*Brief*
Copy out the listing that follows, exactly, without its pictures.

*Dataset records*
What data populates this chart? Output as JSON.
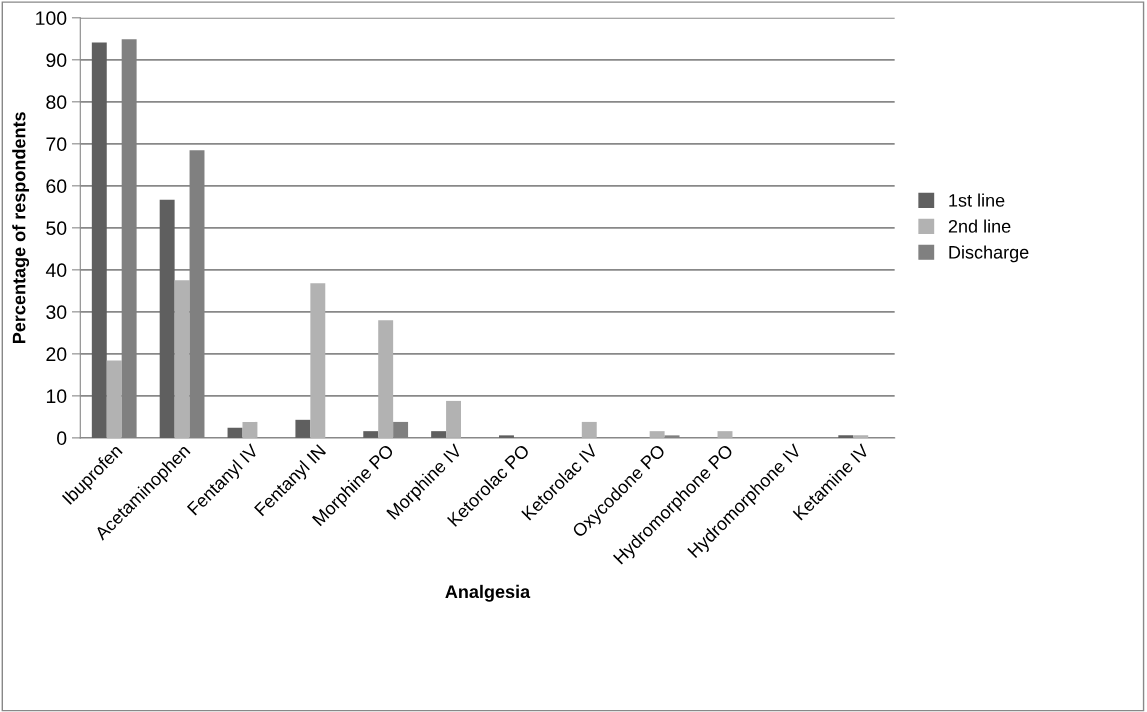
{
  "chart_data": {
    "type": "bar",
    "xlabel": "Analgesia",
    "ylabel": "Percentage of respondents",
    "categories": [
      "Ibuprofen",
      "Acetaminophen",
      "Fentanyl IV",
      "Fentanyl IN",
      "Morphine PO",
      "Morphine IV",
      "Ketorolac PO",
      "Ketorolac IV",
      "Oxycodone PO",
      "Hydromorphone PO",
      "Hydromorphone IV",
      "Ketamine IV"
    ],
    "series": [
      {
        "name": "1st line",
        "color": "#5f5f5f",
        "values": [
          94.1,
          56.7,
          2.4,
          4.3,
          1.6,
          1.6,
          0.6,
          0,
          0,
          0,
          0,
          0.6
        ]
      },
      {
        "name": "2nd line",
        "color": "#b2b2b2",
        "values": [
          18.4,
          37.5,
          3.8,
          36.8,
          28.0,
          8.8,
          0,
          3.8,
          1.6,
          1.6,
          0,
          0.6
        ]
      },
      {
        "name": "Discharge",
        "color": "#808080",
        "values": [
          94.9,
          68.5,
          0,
          0,
          3.8,
          0,
          0,
          0,
          0.6,
          0,
          0,
          0
        ]
      }
    ],
    "ylim": [
      0,
      100
    ],
    "yticks": [
      0,
      10,
      20,
      30,
      40,
      50,
      60,
      70,
      80,
      90,
      100
    ],
    "grid": "y",
    "legend": "right"
  }
}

*Written answer*
What data populates this chart? Output as JSON.
{
  "chart_data": {
    "type": "bar",
    "xlabel": "Analgesia",
    "ylabel": "Percentage of respondents",
    "categories": [
      "Ibuprofen",
      "Acetaminophen",
      "Fentanyl IV",
      "Fentanyl IN",
      "Morphine PO",
      "Morphine IV",
      "Ketorolac PO",
      "Ketorolac IV",
      "Oxycodone PO",
      "Hydromorphone PO",
      "Hydromorphone IV",
      "Ketamine IV"
    ],
    "series": [
      {
        "name": "1st line",
        "color": "#5f5f5f",
        "values": [
          94.1,
          56.7,
          2.4,
          4.3,
          1.6,
          1.6,
          0.6,
          0,
          0,
          0,
          0,
          0.6
        ]
      },
      {
        "name": "2nd line",
        "color": "#b2b2b2",
        "values": [
          18.4,
          37.5,
          3.8,
          36.8,
          28.0,
          8.8,
          0,
          3.8,
          1.6,
          1.6,
          0,
          0.6
        ]
      },
      {
        "name": "Discharge",
        "color": "#808080",
        "values": [
          94.9,
          68.5,
          0,
          0,
          3.8,
          0,
          0,
          0,
          0.6,
          0,
          0,
          0
        ]
      }
    ],
    "ylim": [
      0,
      100
    ],
    "yticks": [
      0,
      10,
      20,
      30,
      40,
      50,
      60,
      70,
      80,
      90,
      100
    ],
    "grid": "y",
    "legend": "right"
  }
}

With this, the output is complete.